--- start Records provided ---

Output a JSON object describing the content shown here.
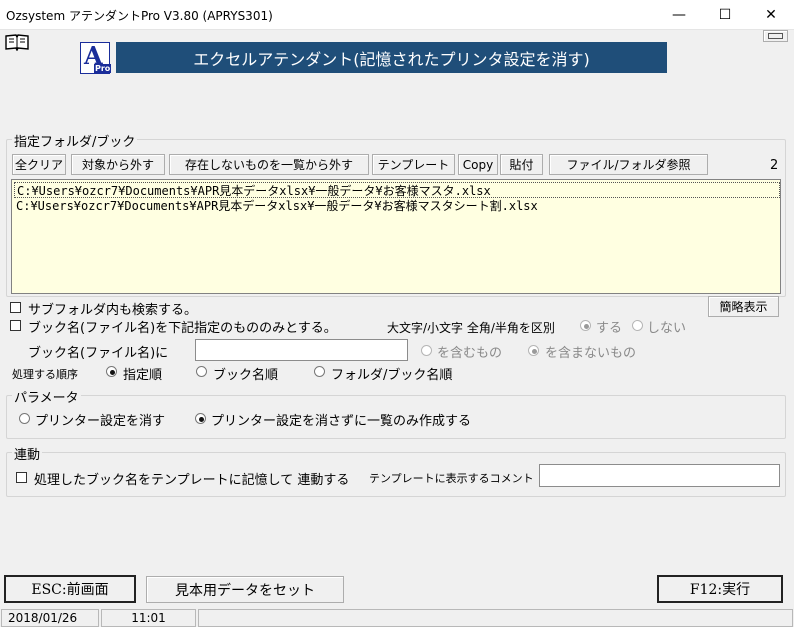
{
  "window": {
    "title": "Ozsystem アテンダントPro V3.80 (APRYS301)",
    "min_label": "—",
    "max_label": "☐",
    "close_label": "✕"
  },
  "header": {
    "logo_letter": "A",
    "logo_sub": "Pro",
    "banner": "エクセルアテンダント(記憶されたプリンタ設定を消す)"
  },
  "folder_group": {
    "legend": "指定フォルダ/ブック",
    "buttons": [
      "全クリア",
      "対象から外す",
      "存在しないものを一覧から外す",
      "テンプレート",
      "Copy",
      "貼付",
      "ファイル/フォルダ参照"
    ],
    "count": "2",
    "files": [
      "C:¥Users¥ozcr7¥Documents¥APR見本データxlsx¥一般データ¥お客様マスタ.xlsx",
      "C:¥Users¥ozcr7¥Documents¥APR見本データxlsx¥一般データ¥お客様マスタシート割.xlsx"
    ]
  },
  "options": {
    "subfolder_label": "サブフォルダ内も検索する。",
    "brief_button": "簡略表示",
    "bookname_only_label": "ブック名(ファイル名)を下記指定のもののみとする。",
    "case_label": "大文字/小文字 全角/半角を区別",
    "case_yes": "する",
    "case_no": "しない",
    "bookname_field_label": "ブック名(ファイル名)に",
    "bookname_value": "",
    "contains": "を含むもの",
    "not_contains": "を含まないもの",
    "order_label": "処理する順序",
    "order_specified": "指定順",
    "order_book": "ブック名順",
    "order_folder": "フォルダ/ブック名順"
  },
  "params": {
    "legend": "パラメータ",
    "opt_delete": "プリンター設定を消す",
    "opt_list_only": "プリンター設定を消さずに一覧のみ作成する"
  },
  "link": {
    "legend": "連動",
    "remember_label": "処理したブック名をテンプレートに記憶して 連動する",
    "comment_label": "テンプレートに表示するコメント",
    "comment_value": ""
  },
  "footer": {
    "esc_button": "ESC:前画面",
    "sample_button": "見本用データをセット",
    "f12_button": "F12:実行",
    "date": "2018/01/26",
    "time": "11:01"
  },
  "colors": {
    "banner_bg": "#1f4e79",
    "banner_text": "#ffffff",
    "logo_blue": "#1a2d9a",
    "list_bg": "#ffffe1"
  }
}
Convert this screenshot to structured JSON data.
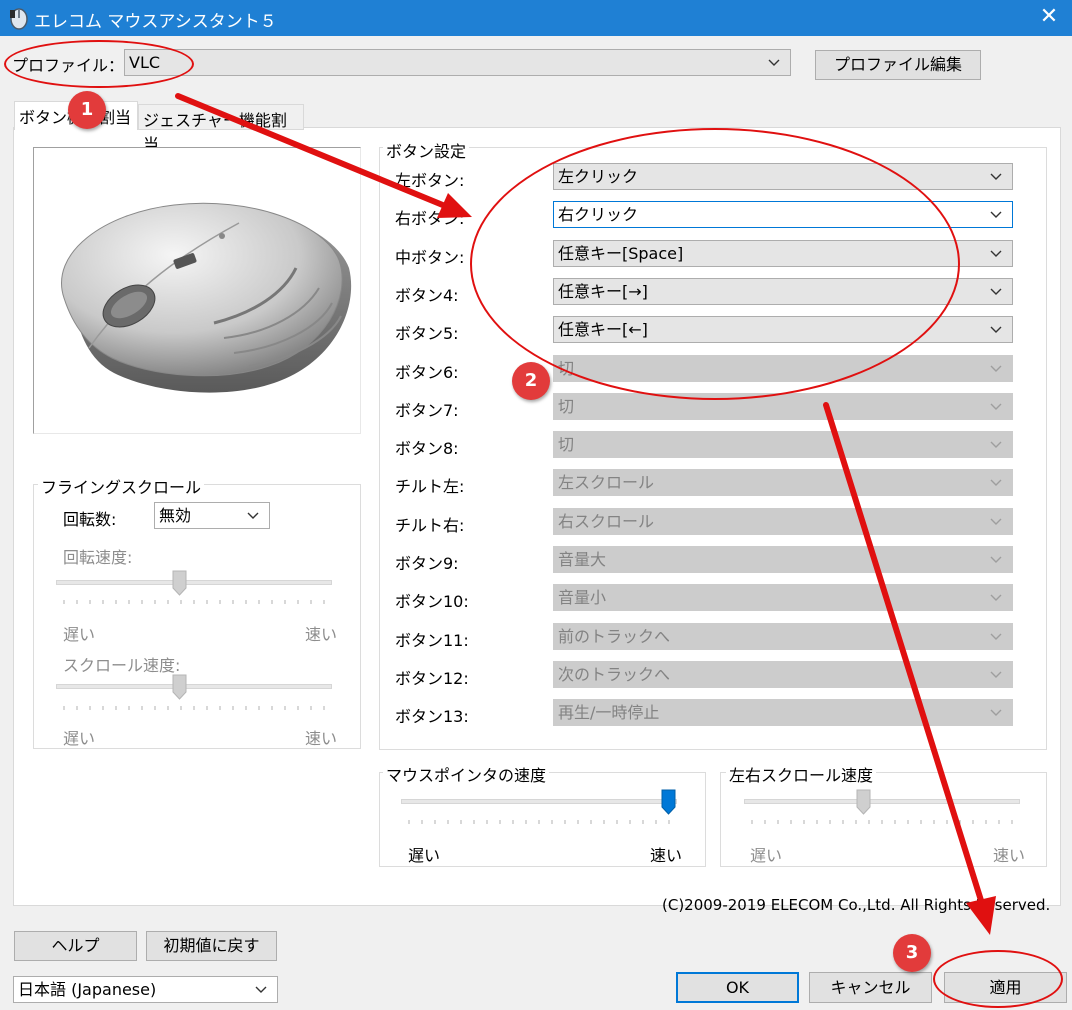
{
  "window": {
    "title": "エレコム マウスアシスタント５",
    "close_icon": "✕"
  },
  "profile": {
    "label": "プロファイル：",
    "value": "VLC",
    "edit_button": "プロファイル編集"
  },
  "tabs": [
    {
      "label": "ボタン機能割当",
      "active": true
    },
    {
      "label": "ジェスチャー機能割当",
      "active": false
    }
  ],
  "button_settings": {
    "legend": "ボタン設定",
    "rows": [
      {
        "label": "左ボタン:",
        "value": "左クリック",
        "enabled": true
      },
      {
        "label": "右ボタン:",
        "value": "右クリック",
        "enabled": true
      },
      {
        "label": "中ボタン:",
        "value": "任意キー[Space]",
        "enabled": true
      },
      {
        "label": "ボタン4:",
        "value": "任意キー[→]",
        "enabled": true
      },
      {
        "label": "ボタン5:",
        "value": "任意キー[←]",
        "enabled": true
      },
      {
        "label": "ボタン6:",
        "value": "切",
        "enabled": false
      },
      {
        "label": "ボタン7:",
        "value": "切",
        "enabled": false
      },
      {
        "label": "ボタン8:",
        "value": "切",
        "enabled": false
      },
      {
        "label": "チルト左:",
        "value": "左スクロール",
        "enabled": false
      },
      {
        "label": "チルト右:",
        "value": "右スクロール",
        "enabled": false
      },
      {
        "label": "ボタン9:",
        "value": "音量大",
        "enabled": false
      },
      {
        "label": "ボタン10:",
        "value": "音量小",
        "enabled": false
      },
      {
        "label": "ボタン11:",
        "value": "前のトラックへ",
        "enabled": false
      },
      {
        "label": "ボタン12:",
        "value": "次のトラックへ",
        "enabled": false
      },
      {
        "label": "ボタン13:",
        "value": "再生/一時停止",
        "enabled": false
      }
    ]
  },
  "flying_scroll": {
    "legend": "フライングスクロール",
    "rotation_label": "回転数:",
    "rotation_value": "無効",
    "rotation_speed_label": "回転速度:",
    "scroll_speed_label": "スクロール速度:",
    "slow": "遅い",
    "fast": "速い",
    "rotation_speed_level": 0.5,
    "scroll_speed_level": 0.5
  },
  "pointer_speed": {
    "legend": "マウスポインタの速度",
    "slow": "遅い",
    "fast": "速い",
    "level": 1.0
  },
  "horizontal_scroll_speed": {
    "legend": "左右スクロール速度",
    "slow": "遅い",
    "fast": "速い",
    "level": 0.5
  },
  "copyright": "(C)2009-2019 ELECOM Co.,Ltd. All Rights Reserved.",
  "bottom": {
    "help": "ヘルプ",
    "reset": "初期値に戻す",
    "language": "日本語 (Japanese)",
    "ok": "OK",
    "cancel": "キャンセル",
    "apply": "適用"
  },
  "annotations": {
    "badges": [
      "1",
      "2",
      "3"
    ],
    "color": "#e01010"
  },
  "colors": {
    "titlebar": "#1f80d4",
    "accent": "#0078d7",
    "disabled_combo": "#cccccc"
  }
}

--- end Records provided ---
--- start Records provided ---

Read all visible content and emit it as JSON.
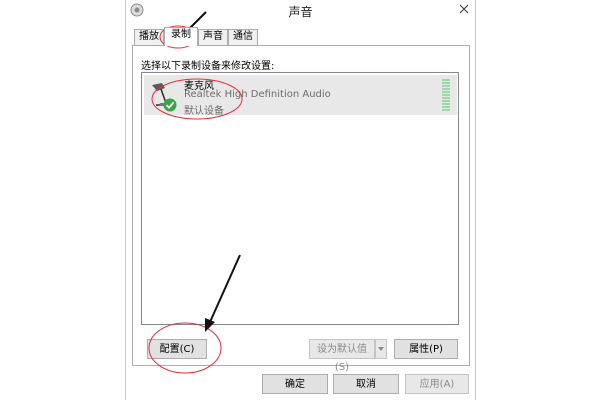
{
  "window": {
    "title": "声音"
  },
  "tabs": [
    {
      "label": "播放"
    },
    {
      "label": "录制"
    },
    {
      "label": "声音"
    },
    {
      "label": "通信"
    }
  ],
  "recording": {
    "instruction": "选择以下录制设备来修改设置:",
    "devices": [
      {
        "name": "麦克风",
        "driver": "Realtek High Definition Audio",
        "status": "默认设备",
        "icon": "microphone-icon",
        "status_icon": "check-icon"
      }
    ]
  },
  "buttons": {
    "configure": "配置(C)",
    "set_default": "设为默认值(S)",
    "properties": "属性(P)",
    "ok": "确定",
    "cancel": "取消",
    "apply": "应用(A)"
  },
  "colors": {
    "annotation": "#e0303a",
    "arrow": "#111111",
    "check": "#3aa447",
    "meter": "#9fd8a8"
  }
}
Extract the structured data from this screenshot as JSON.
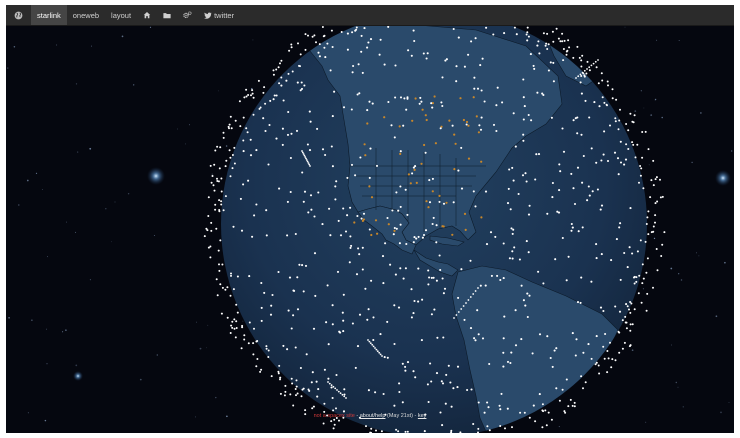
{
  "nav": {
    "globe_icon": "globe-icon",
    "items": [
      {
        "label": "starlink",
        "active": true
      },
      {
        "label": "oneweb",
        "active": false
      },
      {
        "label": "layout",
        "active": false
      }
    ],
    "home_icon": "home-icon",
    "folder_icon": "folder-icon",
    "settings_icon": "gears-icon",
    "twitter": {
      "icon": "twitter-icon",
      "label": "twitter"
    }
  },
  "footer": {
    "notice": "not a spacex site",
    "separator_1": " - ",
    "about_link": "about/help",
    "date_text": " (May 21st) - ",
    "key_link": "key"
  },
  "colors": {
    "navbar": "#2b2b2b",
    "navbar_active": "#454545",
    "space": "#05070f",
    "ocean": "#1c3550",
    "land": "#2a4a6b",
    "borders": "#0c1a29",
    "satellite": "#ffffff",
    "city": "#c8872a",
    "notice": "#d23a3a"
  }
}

--- end Records provided ---

Using the listing above, show each line holding the string "Documents".

      "C:¥Users¥ozcr7¥Documents¥APR見本データxlsx¥一般データ¥お客様マスタ.xlsx",
      "C:¥Users¥ozcr7¥Documents¥APR見本データxlsx¥一般データ¥お客様マスタシート割.xlsx"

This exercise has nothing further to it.